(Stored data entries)
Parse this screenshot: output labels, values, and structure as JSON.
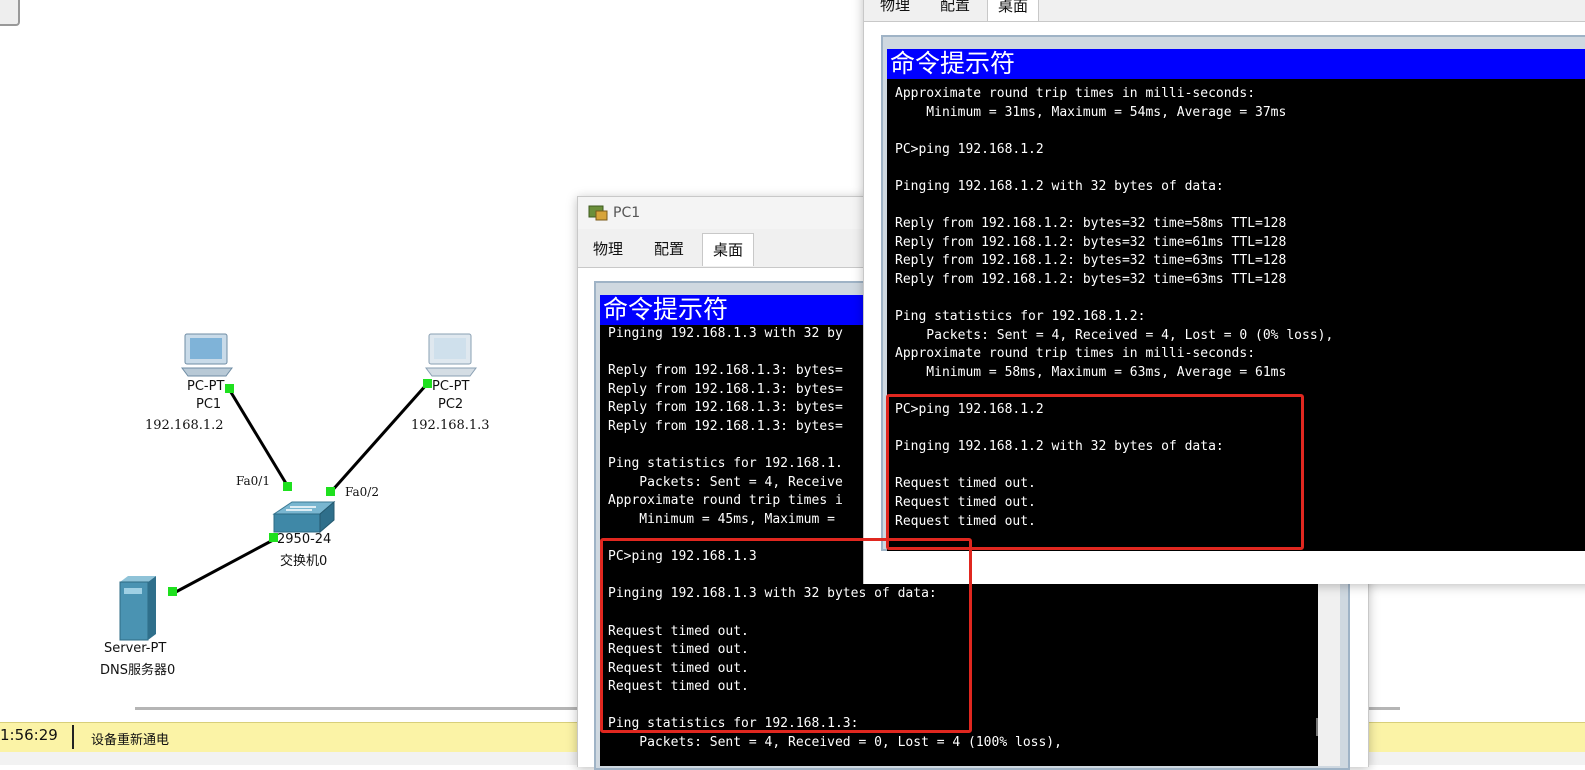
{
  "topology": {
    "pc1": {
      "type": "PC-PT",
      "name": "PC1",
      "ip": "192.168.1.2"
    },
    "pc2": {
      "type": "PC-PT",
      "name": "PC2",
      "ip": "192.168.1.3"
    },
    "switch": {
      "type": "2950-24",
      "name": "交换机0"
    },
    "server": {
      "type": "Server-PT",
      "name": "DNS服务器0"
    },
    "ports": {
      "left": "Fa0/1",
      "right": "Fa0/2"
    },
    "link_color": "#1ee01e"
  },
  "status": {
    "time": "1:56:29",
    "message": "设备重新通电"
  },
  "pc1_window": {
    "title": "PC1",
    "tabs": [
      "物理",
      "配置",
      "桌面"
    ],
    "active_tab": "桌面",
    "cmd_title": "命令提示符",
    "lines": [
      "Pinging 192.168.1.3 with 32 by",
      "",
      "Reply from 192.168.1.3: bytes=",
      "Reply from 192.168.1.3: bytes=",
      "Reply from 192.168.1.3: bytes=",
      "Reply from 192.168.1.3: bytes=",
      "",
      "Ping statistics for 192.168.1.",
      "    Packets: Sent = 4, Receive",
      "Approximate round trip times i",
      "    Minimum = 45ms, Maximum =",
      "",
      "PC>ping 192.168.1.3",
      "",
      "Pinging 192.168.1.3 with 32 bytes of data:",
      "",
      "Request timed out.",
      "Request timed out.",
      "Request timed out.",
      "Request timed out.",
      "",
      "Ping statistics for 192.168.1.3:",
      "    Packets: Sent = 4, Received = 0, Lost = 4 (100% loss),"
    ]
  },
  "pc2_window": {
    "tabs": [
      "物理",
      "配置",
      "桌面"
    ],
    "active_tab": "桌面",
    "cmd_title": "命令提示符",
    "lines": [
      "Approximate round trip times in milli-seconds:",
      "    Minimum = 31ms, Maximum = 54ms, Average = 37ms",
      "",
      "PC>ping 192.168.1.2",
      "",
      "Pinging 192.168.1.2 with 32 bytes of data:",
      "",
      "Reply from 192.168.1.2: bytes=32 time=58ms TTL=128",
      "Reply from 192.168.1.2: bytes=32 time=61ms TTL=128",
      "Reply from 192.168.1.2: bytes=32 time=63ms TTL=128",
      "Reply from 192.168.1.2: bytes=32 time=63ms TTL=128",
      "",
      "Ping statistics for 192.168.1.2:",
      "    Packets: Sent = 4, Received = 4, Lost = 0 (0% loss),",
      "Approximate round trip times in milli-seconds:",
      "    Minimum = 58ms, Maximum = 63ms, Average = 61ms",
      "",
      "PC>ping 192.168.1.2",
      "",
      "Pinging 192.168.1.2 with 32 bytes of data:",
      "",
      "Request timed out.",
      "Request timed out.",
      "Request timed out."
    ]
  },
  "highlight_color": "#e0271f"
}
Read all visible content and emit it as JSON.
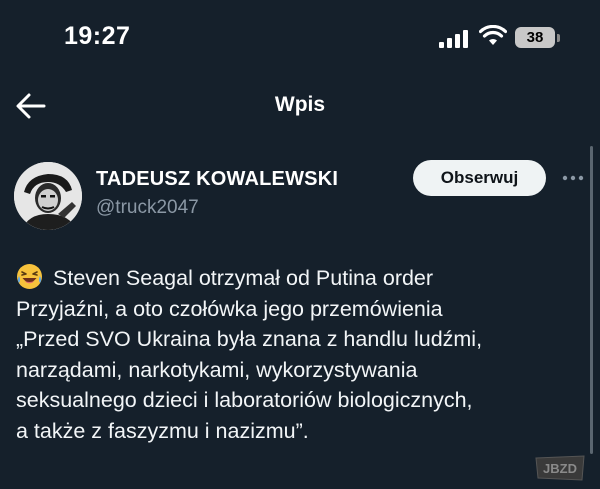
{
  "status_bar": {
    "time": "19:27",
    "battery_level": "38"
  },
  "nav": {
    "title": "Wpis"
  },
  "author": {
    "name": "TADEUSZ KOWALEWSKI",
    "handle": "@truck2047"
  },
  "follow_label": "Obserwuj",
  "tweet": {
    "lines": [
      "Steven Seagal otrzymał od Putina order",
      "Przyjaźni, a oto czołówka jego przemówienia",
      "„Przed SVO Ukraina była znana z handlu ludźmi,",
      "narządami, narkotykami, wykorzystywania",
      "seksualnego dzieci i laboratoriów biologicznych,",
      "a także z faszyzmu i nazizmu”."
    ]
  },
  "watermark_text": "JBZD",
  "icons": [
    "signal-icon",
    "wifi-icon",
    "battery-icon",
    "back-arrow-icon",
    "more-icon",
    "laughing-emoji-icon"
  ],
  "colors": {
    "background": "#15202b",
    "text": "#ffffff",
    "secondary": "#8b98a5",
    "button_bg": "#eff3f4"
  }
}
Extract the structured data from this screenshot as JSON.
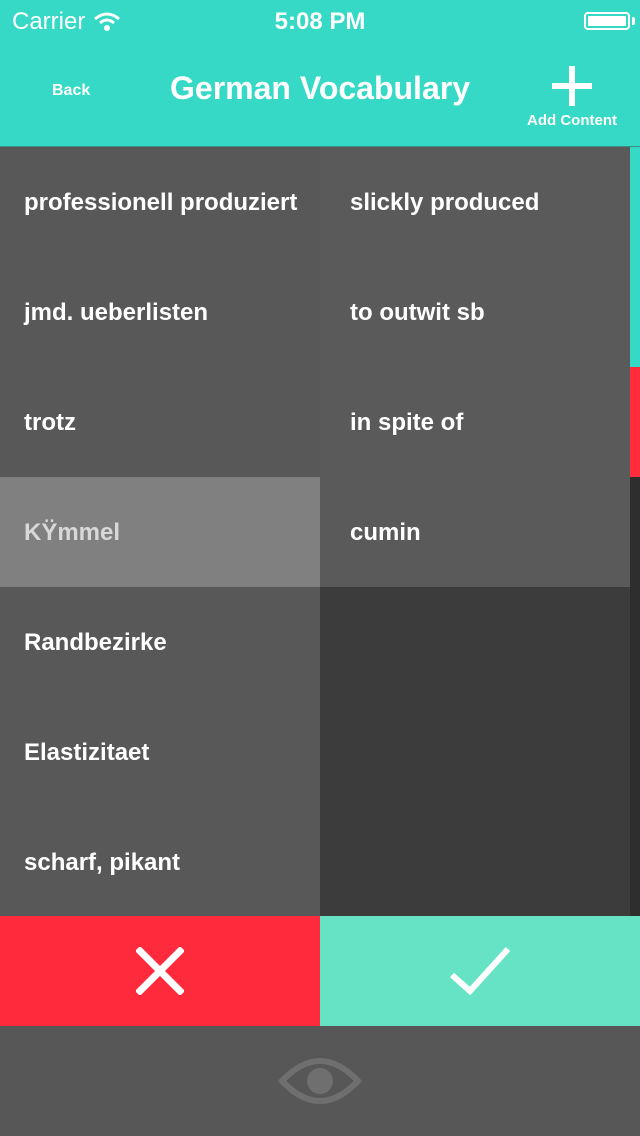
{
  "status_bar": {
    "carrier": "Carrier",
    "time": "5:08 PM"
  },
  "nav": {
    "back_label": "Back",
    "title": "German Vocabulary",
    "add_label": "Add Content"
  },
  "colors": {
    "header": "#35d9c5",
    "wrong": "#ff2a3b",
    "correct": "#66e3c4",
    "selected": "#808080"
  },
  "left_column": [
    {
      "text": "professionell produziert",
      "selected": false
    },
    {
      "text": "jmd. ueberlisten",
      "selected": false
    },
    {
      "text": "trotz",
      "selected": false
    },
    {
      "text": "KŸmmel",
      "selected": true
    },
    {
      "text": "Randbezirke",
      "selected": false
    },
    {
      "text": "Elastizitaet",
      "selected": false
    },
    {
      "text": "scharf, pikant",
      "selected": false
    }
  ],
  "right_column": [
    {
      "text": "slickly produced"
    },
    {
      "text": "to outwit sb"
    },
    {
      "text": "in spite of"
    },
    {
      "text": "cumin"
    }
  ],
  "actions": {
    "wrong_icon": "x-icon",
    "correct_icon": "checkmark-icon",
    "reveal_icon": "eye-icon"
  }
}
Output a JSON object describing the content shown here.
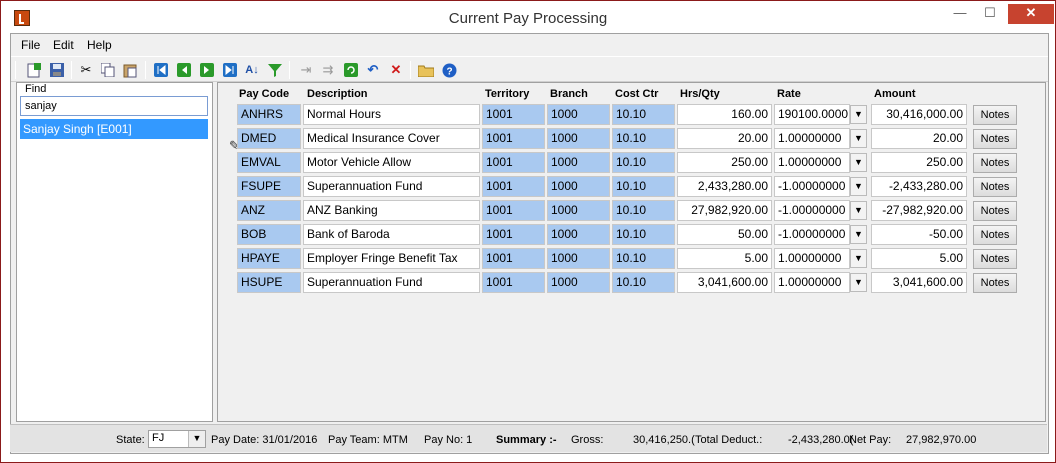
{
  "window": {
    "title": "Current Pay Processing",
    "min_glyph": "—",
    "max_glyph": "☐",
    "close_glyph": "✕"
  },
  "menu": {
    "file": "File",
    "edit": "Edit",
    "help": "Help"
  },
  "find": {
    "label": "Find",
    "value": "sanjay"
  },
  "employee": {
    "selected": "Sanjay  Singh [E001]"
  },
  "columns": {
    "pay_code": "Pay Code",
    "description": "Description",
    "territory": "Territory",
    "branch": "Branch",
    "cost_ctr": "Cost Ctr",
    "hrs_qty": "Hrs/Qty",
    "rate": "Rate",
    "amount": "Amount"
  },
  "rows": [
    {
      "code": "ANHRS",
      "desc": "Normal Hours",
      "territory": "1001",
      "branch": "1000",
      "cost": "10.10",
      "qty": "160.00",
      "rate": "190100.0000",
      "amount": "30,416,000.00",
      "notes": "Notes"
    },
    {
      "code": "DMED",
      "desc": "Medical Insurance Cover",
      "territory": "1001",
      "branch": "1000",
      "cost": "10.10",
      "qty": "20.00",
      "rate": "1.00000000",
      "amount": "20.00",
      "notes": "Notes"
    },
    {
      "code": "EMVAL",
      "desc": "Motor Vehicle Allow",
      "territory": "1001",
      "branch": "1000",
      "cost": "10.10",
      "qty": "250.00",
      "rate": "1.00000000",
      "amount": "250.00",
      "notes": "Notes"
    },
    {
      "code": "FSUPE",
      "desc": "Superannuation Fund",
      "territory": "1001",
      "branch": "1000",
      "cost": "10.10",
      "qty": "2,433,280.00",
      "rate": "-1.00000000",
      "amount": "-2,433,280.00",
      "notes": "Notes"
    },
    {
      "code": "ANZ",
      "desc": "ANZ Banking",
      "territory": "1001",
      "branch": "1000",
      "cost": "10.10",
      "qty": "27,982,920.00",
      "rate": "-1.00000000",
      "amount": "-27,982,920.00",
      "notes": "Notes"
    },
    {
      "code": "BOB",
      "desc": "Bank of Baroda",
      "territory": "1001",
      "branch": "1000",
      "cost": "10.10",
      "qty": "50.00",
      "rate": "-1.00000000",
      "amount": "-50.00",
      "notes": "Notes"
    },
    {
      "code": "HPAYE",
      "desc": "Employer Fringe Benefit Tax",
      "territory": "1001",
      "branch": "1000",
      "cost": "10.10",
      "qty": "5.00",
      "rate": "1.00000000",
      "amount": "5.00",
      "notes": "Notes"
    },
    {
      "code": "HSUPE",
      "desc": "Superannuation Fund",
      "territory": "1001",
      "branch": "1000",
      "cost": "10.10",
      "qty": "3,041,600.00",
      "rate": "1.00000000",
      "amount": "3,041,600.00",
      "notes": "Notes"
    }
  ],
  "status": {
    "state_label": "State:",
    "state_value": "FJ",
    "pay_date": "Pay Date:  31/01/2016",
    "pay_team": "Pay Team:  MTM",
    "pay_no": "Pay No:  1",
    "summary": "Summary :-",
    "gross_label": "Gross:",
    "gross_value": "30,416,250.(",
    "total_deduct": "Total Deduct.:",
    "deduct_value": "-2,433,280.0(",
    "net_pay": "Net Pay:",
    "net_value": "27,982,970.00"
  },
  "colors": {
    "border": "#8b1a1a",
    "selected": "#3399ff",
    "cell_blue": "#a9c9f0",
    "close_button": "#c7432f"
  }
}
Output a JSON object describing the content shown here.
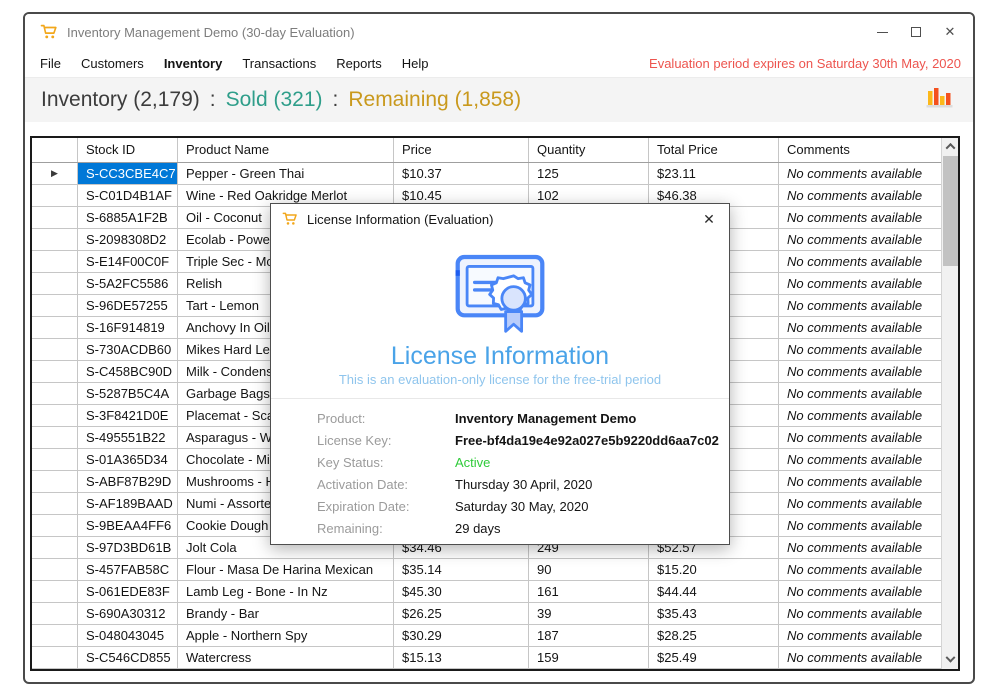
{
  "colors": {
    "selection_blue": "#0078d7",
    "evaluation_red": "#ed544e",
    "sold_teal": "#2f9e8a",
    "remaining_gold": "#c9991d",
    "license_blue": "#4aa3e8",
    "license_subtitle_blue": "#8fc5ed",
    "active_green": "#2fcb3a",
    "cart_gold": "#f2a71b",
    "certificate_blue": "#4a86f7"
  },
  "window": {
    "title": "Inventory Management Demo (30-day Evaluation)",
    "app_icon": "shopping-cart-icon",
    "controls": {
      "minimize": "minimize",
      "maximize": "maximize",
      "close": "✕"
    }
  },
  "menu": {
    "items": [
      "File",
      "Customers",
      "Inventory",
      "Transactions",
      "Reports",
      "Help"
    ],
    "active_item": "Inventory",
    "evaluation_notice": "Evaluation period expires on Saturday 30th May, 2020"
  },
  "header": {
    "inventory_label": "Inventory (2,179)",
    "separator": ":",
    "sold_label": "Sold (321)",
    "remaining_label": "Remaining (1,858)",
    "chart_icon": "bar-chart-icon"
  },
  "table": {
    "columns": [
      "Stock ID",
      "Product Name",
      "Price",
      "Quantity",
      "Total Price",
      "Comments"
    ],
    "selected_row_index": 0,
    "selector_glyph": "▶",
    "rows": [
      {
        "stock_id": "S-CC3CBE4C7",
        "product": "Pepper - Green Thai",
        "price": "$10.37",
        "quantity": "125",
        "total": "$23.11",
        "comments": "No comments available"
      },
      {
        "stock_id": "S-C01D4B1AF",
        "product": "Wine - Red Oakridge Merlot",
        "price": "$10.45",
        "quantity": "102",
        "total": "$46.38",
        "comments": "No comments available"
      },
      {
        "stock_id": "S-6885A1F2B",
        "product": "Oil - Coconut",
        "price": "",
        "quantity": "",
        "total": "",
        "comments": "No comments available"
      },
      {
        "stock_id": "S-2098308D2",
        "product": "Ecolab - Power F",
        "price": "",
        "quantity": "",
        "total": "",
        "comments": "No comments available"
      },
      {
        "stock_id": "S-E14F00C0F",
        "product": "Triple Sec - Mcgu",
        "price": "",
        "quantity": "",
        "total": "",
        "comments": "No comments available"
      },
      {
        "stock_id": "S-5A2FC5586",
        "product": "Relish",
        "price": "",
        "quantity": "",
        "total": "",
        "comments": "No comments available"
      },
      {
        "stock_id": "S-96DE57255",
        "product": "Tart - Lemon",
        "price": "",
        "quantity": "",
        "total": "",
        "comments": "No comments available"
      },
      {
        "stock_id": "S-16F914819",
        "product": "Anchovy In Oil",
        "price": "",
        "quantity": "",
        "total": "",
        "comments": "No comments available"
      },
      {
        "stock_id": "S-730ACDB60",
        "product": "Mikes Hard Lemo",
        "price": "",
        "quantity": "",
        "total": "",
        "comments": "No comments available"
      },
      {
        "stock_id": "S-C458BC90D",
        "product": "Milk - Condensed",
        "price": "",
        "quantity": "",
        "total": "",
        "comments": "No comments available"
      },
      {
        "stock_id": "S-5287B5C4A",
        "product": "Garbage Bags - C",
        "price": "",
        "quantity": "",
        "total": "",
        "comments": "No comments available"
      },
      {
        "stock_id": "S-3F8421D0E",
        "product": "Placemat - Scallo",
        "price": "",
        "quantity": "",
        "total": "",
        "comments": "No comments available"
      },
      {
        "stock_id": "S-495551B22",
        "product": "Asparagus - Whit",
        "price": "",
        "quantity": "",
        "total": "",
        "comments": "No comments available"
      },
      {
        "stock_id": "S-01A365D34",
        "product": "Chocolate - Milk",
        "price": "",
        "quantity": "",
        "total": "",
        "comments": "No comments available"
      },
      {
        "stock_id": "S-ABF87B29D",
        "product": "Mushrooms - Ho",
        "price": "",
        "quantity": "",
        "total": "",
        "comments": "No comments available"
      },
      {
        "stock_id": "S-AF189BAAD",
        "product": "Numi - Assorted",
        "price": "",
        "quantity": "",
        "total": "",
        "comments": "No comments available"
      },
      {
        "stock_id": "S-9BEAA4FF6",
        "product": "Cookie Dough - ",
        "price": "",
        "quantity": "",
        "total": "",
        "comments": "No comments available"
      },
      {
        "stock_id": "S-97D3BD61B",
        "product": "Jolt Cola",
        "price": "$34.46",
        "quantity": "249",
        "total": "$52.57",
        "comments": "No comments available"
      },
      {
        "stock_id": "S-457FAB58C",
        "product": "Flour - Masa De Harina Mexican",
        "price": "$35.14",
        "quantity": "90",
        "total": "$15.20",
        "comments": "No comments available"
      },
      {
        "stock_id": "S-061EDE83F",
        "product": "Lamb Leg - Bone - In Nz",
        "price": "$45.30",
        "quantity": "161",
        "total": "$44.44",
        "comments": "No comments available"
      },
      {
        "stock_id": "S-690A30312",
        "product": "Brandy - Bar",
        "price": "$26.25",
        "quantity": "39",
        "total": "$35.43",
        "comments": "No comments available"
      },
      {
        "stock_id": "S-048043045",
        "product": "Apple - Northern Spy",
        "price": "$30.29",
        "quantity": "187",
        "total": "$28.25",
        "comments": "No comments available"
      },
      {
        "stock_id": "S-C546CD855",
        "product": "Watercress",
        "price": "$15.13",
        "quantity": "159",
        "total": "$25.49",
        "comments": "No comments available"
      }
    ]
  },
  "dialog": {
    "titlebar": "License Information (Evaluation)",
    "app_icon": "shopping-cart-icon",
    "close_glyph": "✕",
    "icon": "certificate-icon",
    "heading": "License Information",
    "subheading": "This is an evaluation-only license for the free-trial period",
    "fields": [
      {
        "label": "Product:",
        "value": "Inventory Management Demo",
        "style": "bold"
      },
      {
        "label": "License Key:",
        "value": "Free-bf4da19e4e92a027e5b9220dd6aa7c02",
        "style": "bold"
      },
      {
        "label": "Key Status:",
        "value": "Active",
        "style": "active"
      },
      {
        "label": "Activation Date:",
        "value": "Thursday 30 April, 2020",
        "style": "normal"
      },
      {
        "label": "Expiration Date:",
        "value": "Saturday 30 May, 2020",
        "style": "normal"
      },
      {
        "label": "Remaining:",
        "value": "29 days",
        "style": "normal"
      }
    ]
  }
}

■ TASK STATEMENT ■
Return only those lines of the records that contain the string "Pinging".

■ EXERCISE RESPONSE ■
      "Pinging 192.168.1.3 with 32 by",
      "Pinging 192.168.1.3 with 32 bytes of data:",
      "Pinging 192.168.1.2 with 32 bytes of data:",
      "Pinging 192.168.1.2 with 32 bytes of data:",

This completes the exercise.